ROWS:

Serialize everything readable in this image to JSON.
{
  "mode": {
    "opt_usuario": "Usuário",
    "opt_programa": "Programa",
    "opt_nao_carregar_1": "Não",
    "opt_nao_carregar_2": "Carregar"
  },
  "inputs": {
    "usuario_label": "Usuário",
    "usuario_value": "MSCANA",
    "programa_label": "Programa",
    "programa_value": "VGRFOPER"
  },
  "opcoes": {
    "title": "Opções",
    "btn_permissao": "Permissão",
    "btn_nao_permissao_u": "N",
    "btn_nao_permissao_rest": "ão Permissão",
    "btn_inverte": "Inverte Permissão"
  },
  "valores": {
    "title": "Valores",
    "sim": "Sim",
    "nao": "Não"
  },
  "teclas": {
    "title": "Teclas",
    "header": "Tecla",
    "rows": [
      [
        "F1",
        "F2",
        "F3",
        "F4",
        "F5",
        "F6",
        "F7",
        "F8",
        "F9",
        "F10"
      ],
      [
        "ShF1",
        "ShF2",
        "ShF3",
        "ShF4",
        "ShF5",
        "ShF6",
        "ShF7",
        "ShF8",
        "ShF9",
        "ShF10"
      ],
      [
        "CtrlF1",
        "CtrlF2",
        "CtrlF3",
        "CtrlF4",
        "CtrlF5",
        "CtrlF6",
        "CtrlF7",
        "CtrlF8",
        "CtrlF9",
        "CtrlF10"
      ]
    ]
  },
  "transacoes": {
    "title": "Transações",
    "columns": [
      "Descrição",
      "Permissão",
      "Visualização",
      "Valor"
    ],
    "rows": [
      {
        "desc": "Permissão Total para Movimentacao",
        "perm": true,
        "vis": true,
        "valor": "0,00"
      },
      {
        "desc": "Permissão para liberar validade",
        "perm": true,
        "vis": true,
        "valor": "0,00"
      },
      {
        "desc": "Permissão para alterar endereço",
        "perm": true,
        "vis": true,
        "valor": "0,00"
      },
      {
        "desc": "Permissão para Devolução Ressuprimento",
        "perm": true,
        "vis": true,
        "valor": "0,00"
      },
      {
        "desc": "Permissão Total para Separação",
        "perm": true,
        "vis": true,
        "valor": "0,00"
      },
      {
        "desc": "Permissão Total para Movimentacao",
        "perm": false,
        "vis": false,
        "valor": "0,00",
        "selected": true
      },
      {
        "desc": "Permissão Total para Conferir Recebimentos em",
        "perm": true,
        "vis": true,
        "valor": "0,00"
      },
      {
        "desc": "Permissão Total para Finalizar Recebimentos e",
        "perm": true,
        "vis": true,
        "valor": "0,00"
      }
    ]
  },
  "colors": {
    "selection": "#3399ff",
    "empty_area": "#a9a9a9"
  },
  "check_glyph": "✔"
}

WHAT IS ASKED:
Your task is to quote the listing above word for word.

PROBLEM SOLUTION:
Serialize everything readable in this image to JSON.
{
  "mode": {
    "opt_usuario": "Usuário",
    "opt_programa": "Programa",
    "opt_nao_carregar_1": "Não",
    "opt_nao_carregar_2": "Carregar"
  },
  "inputs": {
    "usuario_label": "Usuário",
    "usuario_value": "MSCANA",
    "programa_label": "Programa",
    "programa_value": "VGRFOPER"
  },
  "opcoes": {
    "title": "Opções",
    "btn_permissao": "Permissão",
    "btn_nao_permissao_u": "N",
    "btn_nao_permissao_rest": "ão Permissão",
    "btn_inverte": "Inverte Permissão"
  },
  "valores": {
    "title": "Valores",
    "sim": "Sim",
    "nao": "Não"
  },
  "teclas": {
    "title": "Teclas",
    "header": "Tecla",
    "rows": [
      [
        "F1",
        "F2",
        "F3",
        "F4",
        "F5",
        "F6",
        "F7",
        "F8",
        "F9",
        "F10"
      ],
      [
        "ShF1",
        "ShF2",
        "ShF3",
        "ShF4",
        "ShF5",
        "ShF6",
        "ShF7",
        "ShF8",
        "ShF9",
        "ShF10"
      ],
      [
        "CtrlF1",
        "CtrlF2",
        "CtrlF3",
        "CtrlF4",
        "CtrlF5",
        "CtrlF6",
        "CtrlF7",
        "CtrlF8",
        "CtrlF9",
        "CtrlF10"
      ]
    ]
  },
  "transacoes": {
    "title": "Transações",
    "columns": [
      "Descrição",
      "Permissão",
      "Visualização",
      "Valor"
    ],
    "rows": [
      {
        "desc": "Permissão Total para Movimentacao",
        "perm": true,
        "vis": true,
        "valor": "0,00"
      },
      {
        "desc": "Permissão para liberar validade",
        "perm": true,
        "vis": true,
        "valor": "0,00"
      },
      {
        "desc": "Permissão para alterar endereço",
        "perm": true,
        "vis": true,
        "valor": "0,00"
      },
      {
        "desc": "Permissão para Devolução Ressuprimento",
        "perm": true,
        "vis": true,
        "valor": "0,00"
      },
      {
        "desc": "Permissão Total para Separação",
        "perm": true,
        "vis": true,
        "valor": "0,00"
      },
      {
        "desc": "Permissão Total para Movimentacao",
        "perm": false,
        "vis": false,
        "valor": "0,00",
        "selected": true
      },
      {
        "desc": "Permissão Total para Conferir Recebimentos em",
        "perm": true,
        "vis": true,
        "valor": "0,00"
      },
      {
        "desc": "Permissão Total para Finalizar Recebimentos e",
        "perm": true,
        "vis": true,
        "valor": "0,00"
      }
    ]
  },
  "colors": {
    "selection": "#3399ff",
    "empty_area": "#a9a9a9"
  },
  "check_glyph": "✔"
}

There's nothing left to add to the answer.